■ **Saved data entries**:
-------

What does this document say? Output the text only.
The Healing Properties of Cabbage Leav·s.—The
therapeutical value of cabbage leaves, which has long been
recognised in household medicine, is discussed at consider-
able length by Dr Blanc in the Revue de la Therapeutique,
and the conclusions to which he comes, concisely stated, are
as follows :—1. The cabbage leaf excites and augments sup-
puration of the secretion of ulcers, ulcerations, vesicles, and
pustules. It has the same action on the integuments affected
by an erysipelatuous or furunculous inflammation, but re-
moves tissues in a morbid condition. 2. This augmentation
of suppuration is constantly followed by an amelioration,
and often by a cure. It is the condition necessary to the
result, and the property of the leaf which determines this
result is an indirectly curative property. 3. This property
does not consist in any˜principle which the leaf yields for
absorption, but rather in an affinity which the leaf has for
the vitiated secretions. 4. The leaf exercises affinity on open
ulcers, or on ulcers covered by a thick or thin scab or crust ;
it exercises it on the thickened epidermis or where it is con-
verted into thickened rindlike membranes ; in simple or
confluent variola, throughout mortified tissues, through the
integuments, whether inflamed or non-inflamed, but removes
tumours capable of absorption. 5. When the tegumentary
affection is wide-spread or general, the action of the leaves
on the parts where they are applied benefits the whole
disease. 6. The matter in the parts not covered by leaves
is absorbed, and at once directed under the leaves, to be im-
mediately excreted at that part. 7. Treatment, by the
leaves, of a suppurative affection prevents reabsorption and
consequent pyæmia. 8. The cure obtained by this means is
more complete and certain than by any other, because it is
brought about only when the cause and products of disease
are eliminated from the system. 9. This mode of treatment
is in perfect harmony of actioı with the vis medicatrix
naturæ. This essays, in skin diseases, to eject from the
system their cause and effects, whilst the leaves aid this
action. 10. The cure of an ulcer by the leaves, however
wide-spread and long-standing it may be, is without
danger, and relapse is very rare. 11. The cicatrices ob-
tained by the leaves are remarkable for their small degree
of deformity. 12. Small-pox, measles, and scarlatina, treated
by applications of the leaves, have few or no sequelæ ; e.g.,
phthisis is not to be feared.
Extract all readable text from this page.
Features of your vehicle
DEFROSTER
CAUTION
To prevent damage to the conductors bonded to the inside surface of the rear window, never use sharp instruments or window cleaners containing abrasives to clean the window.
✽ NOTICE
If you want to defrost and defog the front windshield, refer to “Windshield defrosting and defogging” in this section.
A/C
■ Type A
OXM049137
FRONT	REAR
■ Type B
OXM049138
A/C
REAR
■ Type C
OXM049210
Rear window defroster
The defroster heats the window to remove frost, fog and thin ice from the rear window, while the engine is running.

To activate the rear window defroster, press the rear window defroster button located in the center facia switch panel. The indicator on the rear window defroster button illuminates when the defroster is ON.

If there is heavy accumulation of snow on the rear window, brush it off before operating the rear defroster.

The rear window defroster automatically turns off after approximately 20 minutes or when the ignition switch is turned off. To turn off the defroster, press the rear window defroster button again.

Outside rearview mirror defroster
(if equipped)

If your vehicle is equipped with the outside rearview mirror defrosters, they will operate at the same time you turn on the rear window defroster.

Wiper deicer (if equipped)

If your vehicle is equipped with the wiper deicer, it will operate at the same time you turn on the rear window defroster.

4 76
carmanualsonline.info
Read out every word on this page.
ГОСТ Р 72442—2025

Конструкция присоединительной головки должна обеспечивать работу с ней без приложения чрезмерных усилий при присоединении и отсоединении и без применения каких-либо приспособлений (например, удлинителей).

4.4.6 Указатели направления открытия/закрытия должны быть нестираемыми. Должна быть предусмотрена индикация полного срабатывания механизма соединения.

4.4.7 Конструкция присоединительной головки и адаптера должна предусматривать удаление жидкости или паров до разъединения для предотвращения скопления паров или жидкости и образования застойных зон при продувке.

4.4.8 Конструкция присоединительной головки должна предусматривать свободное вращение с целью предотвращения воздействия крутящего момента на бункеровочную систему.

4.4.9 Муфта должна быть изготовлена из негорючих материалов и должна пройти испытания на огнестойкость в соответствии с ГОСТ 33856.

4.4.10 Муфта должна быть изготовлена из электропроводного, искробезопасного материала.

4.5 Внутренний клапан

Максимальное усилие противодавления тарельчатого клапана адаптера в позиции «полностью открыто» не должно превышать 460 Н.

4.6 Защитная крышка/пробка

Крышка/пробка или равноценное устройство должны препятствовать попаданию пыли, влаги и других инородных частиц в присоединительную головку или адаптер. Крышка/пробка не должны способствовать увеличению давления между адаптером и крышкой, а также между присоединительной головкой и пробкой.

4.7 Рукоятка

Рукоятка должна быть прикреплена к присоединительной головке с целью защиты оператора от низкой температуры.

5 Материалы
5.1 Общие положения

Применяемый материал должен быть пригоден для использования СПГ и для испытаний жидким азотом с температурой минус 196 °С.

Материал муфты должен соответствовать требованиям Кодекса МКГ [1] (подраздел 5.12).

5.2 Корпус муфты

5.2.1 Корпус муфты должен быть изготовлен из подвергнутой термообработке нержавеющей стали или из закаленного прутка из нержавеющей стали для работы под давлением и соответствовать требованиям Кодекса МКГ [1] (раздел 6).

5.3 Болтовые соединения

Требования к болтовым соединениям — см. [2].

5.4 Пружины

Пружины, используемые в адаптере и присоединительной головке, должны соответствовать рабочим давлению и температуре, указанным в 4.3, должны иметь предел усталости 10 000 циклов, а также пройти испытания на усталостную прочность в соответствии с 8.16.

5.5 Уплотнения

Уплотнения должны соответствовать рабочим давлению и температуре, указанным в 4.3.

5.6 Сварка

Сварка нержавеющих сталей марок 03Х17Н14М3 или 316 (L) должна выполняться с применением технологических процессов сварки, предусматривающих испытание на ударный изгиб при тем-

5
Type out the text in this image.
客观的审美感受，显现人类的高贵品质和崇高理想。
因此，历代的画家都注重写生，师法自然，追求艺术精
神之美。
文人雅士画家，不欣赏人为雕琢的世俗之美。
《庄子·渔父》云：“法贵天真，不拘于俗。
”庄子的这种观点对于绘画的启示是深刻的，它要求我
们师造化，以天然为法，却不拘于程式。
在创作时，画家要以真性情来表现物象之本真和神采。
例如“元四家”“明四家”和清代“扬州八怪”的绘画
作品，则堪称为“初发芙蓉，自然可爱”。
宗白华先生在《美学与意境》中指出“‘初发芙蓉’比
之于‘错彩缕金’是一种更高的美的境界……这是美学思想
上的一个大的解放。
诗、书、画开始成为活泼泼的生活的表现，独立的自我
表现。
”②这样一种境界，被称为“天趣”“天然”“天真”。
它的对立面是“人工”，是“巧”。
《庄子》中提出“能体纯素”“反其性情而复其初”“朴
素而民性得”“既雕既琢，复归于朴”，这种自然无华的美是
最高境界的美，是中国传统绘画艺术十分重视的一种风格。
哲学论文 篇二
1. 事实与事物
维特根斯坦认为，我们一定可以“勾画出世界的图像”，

-------

■ **Goal**: Report only how many lines in the records contain the word "exercises".

■ **Reply**: 2